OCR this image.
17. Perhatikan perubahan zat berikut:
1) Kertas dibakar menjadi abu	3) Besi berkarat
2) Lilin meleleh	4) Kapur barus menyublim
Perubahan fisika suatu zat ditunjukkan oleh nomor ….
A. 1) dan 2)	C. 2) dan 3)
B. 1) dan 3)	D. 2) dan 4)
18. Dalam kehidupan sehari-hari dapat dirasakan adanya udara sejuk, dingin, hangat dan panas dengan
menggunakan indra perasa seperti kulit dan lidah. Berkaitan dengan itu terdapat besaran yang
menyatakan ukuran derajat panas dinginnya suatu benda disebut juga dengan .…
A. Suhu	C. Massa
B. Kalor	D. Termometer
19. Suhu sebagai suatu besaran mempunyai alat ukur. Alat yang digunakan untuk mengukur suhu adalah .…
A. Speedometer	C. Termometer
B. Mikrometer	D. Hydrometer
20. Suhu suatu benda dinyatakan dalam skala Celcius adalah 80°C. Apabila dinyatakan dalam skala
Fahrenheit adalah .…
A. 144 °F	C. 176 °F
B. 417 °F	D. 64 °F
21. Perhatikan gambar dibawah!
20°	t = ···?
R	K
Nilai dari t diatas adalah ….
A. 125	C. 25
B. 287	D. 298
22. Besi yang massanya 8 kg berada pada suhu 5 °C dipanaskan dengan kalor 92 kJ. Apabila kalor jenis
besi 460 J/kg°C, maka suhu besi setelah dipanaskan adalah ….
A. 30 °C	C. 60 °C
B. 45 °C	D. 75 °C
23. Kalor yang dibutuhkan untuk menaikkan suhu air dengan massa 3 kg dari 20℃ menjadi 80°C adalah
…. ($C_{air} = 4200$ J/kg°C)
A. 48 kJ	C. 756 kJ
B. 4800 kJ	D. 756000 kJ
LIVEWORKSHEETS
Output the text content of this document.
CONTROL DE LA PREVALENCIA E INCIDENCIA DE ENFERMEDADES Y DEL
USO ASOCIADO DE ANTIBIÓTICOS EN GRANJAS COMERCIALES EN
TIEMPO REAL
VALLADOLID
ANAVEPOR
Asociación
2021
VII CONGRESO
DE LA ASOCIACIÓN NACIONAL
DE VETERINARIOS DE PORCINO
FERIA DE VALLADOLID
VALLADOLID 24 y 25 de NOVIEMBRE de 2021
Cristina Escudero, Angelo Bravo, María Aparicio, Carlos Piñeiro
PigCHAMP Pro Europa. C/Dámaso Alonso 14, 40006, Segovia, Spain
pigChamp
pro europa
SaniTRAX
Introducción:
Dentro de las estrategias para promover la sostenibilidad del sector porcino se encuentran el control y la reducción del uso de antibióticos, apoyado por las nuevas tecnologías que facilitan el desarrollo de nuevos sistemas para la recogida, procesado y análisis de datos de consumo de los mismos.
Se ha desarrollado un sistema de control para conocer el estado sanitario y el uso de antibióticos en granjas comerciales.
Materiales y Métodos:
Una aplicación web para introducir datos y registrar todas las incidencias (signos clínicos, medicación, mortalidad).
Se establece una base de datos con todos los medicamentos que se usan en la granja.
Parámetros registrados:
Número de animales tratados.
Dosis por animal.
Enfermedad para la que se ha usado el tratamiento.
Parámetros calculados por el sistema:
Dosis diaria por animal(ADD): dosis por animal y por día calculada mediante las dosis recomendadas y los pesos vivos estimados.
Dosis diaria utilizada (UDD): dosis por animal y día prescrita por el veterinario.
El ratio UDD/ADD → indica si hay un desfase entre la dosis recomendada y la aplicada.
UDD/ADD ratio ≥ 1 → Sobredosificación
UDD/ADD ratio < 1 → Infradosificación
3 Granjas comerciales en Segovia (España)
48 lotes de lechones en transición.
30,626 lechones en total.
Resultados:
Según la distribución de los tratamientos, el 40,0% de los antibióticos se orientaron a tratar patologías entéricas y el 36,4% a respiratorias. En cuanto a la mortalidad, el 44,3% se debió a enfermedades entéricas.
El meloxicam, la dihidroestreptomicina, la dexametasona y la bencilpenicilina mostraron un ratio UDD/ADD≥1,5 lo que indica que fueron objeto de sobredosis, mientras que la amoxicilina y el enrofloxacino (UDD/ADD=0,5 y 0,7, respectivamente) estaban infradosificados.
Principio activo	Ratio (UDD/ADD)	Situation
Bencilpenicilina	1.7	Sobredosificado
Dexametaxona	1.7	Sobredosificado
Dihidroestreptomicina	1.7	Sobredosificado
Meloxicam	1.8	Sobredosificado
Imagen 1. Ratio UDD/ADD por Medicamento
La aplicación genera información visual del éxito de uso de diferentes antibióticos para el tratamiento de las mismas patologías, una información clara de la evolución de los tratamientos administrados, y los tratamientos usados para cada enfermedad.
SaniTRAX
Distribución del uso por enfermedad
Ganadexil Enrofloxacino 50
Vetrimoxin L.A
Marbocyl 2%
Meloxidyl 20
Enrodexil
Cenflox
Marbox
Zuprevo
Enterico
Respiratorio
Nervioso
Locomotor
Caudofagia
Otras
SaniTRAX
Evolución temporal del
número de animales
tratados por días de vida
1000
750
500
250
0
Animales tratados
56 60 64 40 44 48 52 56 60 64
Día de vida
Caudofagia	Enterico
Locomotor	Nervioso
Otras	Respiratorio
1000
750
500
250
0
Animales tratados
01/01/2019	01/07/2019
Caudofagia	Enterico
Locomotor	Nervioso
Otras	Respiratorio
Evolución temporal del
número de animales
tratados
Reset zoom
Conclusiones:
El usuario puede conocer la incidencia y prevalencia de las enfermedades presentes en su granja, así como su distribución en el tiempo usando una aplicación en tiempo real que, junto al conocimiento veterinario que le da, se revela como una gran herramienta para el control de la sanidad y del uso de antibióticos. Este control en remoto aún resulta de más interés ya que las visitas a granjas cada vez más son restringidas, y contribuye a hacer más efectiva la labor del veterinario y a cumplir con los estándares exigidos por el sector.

-=-=-=-=-

» What is required
Scan the listing above for the word "sector" and show each line where it is found.

» Exercise answer
Dentro de las estrategias para promover la sostenibilidad del sector porcino se encuentran el control y la reducción del uso de antibióticos, apoyado por las nuevas tecnologías que facilitan el desarrollo de nuevos sistemas para la recogida, procesado y análisis de datos de consumo de los mismos.
El usuario puede conocer la incidencia y prevalencia de las enfermedades presentes en su granja, así como su distribución en el tiempo usando una aplicación en tiempo real que, junto al conocimiento veterinario que le da, se revela como una gran herramienta para el control de la sanidad y del uso de antibióticos. Este control en remoto aún resulta de más interés ya que las visitas a granjas cada vez más son restringidas, y contribuye a hacer más efectiva la labor del veterinario y a cumplir con los estándares exigidos por el sector.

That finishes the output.